◆ What you should do
Report how many lines of the entries below contain the word "Department", and nothing more.

◆ ◆ ◆ ◆ ◆

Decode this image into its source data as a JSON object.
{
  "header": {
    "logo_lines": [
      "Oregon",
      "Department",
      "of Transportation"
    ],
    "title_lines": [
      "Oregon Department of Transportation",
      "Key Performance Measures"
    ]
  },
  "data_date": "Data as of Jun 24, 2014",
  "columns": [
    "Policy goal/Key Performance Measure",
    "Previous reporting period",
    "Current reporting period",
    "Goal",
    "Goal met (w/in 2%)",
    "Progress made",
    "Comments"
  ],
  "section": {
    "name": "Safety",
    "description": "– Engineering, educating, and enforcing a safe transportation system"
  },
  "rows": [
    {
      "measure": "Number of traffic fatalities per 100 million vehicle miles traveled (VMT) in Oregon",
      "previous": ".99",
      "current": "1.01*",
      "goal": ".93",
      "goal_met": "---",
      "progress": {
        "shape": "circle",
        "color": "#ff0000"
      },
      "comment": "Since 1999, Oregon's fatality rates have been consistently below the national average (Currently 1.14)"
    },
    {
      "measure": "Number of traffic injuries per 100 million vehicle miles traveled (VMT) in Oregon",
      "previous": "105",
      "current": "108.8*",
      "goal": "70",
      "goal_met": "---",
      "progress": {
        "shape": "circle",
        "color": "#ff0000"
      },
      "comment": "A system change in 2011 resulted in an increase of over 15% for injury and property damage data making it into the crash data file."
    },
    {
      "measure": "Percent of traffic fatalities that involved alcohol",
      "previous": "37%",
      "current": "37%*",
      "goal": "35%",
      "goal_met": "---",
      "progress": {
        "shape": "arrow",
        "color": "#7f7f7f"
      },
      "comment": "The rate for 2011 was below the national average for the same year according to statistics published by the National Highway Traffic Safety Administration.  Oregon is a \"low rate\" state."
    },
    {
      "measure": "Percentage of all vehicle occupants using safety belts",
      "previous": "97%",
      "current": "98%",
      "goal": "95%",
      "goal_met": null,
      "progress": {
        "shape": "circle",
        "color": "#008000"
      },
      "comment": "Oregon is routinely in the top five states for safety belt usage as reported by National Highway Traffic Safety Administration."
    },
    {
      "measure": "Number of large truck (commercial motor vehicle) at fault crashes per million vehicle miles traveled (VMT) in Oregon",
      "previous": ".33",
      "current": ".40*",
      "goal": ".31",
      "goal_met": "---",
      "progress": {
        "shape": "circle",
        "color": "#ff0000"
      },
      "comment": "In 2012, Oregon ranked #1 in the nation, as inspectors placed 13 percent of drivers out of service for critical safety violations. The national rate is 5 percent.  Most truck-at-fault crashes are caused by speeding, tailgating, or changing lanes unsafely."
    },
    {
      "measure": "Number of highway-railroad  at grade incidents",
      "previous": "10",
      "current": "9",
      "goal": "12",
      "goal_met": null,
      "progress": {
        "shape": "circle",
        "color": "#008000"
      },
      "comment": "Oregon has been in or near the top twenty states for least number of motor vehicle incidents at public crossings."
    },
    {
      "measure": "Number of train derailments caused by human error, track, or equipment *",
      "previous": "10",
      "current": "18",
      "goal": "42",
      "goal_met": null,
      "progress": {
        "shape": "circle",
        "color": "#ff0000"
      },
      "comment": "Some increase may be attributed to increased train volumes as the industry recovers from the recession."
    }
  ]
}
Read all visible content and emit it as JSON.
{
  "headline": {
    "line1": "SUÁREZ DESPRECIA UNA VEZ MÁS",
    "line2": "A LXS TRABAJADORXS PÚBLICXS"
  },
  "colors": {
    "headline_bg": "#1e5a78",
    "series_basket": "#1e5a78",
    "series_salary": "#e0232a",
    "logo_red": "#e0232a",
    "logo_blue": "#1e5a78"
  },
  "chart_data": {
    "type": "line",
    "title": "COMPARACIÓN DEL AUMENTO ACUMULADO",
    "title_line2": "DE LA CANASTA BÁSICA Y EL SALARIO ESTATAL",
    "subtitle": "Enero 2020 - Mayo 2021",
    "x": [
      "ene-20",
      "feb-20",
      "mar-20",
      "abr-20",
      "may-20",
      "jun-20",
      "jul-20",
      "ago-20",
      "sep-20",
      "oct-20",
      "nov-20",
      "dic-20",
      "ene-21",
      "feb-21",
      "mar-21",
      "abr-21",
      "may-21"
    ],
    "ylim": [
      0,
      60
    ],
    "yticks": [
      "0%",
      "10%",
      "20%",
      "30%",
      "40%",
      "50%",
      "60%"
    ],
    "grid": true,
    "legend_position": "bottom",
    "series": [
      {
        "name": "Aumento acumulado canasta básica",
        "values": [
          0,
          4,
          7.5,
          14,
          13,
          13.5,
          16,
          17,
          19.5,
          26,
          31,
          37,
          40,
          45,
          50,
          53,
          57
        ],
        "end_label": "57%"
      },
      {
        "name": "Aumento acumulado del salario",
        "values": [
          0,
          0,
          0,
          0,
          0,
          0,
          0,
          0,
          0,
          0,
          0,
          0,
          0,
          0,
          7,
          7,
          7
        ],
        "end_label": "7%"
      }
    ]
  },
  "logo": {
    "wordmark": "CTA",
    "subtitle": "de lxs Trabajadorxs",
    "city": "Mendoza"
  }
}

◆ ◆ ◆ ◆ ◆

◆ Task response
2